▶ _Your task_: In full and without alteration, give the listing again.

(Collected data entries)

++++++++++

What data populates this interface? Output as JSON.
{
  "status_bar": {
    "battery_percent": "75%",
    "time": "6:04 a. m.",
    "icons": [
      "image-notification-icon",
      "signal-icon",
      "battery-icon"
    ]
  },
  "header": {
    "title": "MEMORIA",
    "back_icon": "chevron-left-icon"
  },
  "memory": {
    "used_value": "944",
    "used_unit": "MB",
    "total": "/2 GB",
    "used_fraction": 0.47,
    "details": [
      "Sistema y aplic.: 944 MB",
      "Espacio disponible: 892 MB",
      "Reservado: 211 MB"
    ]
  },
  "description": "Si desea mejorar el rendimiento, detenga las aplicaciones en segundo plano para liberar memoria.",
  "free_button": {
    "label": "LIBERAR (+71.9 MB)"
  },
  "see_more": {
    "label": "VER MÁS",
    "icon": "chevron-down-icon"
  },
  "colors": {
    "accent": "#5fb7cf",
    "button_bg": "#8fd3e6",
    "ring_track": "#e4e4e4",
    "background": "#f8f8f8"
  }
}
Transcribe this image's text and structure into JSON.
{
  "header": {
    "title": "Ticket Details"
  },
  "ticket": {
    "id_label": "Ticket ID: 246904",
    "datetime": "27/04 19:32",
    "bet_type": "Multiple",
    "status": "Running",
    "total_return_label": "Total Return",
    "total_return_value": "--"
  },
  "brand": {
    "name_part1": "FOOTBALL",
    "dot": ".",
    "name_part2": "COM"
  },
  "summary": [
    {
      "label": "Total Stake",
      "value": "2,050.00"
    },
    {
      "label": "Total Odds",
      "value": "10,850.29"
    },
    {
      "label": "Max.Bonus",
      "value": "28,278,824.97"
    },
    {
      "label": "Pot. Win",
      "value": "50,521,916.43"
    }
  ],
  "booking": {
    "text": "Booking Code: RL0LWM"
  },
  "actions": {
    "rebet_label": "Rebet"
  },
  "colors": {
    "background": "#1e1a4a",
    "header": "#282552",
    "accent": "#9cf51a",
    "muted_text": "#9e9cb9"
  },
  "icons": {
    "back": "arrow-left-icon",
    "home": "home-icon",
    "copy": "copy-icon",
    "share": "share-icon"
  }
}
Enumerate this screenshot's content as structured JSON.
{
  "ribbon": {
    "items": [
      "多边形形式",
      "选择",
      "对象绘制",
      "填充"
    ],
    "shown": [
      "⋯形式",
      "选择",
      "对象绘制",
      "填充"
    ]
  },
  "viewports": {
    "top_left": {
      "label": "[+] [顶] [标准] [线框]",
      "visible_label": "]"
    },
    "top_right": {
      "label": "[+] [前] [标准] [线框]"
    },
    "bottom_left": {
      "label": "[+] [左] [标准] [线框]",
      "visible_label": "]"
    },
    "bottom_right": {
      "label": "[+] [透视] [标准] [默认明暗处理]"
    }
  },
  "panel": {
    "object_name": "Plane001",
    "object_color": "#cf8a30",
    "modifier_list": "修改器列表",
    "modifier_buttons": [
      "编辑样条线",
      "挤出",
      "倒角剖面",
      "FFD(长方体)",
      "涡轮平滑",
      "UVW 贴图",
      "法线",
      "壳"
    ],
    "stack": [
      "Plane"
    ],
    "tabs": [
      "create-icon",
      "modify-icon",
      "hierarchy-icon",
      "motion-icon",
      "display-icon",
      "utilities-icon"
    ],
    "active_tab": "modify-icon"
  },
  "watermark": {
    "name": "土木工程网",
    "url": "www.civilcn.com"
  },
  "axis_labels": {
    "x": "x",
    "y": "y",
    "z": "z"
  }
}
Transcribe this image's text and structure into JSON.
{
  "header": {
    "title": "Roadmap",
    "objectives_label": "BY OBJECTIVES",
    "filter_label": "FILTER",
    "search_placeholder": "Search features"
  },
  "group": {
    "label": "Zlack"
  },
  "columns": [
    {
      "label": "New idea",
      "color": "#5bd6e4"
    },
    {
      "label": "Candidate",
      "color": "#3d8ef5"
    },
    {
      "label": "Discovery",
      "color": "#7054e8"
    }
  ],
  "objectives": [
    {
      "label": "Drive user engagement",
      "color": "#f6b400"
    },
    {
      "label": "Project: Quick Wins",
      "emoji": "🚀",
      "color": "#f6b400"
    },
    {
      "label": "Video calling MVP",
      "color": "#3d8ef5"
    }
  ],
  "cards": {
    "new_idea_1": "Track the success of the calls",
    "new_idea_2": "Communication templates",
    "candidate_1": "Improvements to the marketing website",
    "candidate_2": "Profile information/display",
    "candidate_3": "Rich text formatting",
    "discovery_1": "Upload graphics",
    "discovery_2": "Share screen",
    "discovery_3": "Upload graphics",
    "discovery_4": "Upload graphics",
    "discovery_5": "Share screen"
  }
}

++++++++++

▶ _Task output_:
What data populates this interface? Output as JSON.
{
  "status_bar": {
    "battery_percent": "75%",
    "time": "6:04 a. m.",
    "icons": [
      "image-notification-icon",
      "signal-icon",
      "battery-icon"
    ]
  },
  "header": {
    "title": "MEMORIA",
    "back_icon": "chevron-left-icon"
  },
  "memory": {
    "used_value": "944",
    "used_unit": "MB",
    "total": "/2 GB",
    "used_fraction": 0.47,
    "details": [
      "Sistema y aplic.: 944 MB",
      "Espacio disponible: 892 MB",
      "Reservado: 211 MB"
    ]
  },
  "description": "Si desea mejorar el rendimiento, detenga las aplicaciones en segundo plano para liberar memoria.",
  "free_button": {
    "label": "LIBERAR (+71.9 MB)"
  },
  "see_more": {
    "label": "VER MÁS",
    "icon": "chevron-down-icon"
  },
  "colors": {
    "accent": "#5fb7cf",
    "button_bg": "#8fd3e6",
    "ring_track": "#e4e4e4",
    "background": "#f8f8f8"
  }
}
Transcribe this image's text and structure into JSON.
{
  "header": {
    "title": "Ticket Details"
  },
  "ticket": {
    "id_label": "Ticket ID: 246904",
    "datetime": "27/04 19:32",
    "bet_type": "Multiple",
    "status": "Running",
    "total_return_label": "Total Return",
    "total_return_value": "--"
  },
  "brand": {
    "name_part1": "FOOTBALL",
    "dot": ".",
    "name_part2": "COM"
  },
  "summary": [
    {
      "label": "Total Stake",
      "value": "2,050.00"
    },
    {
      "label": "Total Odds",
      "value": "10,850.29"
    },
    {
      "label": "Max.Bonus",
      "value": "28,278,824.97"
    },
    {
      "label": "Pot. Win",
      "value": "50,521,916.43"
    }
  ],
  "booking": {
    "text": "Booking Code: RL0LWM"
  },
  "actions": {
    "rebet_label": "Rebet"
  },
  "colors": {
    "background": "#1e1a4a",
    "header": "#282552",
    "accent": "#9cf51a",
    "muted_text": "#9e9cb9"
  },
  "icons": {
    "back": "arrow-left-icon",
    "home": "home-icon",
    "copy": "copy-icon",
    "share": "share-icon"
  }
}
Enumerate this screenshot's content as structured JSON.
{
  "ribbon": {
    "items": [
      "多边形形式",
      "选择",
      "对象绘制",
      "填充"
    ],
    "shown": [
      "⋯形式",
      "选择",
      "对象绘制",
      "填充"
    ]
  },
  "viewports": {
    "top_left": {
      "label": "[+] [顶] [标准] [线框]",
      "visible_label": "]"
    },
    "top_right": {
      "label": "[+] [前] [标准] [线框]"
    },
    "bottom_left": {
      "label": "[+] [左] [标准] [线框]",
      "visible_label": "]"
    },
    "bottom_right": {
      "label": "[+] [透视] [标准] [默认明暗处理]"
    }
  },
  "panel": {
    "object_name": "Plane001",
    "object_color": "#cf8a30",
    "modifier_list": "修改器列表",
    "modifier_buttons": [
      "编辑样条线",
      "挤出",
      "倒角剖面",
      "FFD(长方体)",
      "涡轮平滑",
      "UVW 贴图",
      "法线",
      "壳"
    ],
    "stack": [
      "Plane"
    ],
    "tabs": [
      "create-icon",
      "modify-icon",
      "hierarchy-icon",
      "motion-icon",
      "display-icon",
      "utilities-icon"
    ],
    "active_tab": "modify-icon"
  },
  "watermark": {
    "name": "土木工程网",
    "url": "www.civilcn.com"
  },
  "axis_labels": {
    "x": "x",
    "y": "y",
    "z": "z"
  }
}
Transcribe this image's text and structure into JSON.
{
  "header": {
    "title": "Roadmap",
    "objectives_label": "BY OBJECTIVES",
    "filter_label": "FILTER",
    "search_placeholder": "Search features"
  },
  "group": {
    "label": "Zlack"
  },
  "columns": [
    {
      "label": "New idea",
      "color": "#5bd6e4"
    },
    {
      "label": "Candidate",
      "color": "#3d8ef5"
    },
    {
      "label": "Discovery",
      "color": "#7054e8"
    }
  ],
  "objectives": [
    {
      "label": "Drive user engagement",
      "color": "#f6b400"
    },
    {
      "label": "Project: Quick Wins",
      "emoji": "🚀",
      "color": "#f6b400"
    },
    {
      "label": "Video calling MVP",
      "color": "#3d8ef5"
    }
  ],
  "cards": {
    "new_idea_1": "Track the success of the calls",
    "new_idea_2": "Communication templates",
    "candidate_1": "Improvements to the marketing website",
    "candidate_2": "Profile information/display",
    "candidate_3": "Rich text formatting",
    "discovery_1": "Upload graphics",
    "discovery_2": "Share screen",
    "discovery_3": "Upload graphics",
    "discovery_4": "Upload graphics",
    "discovery_5": "Share screen"
  }
}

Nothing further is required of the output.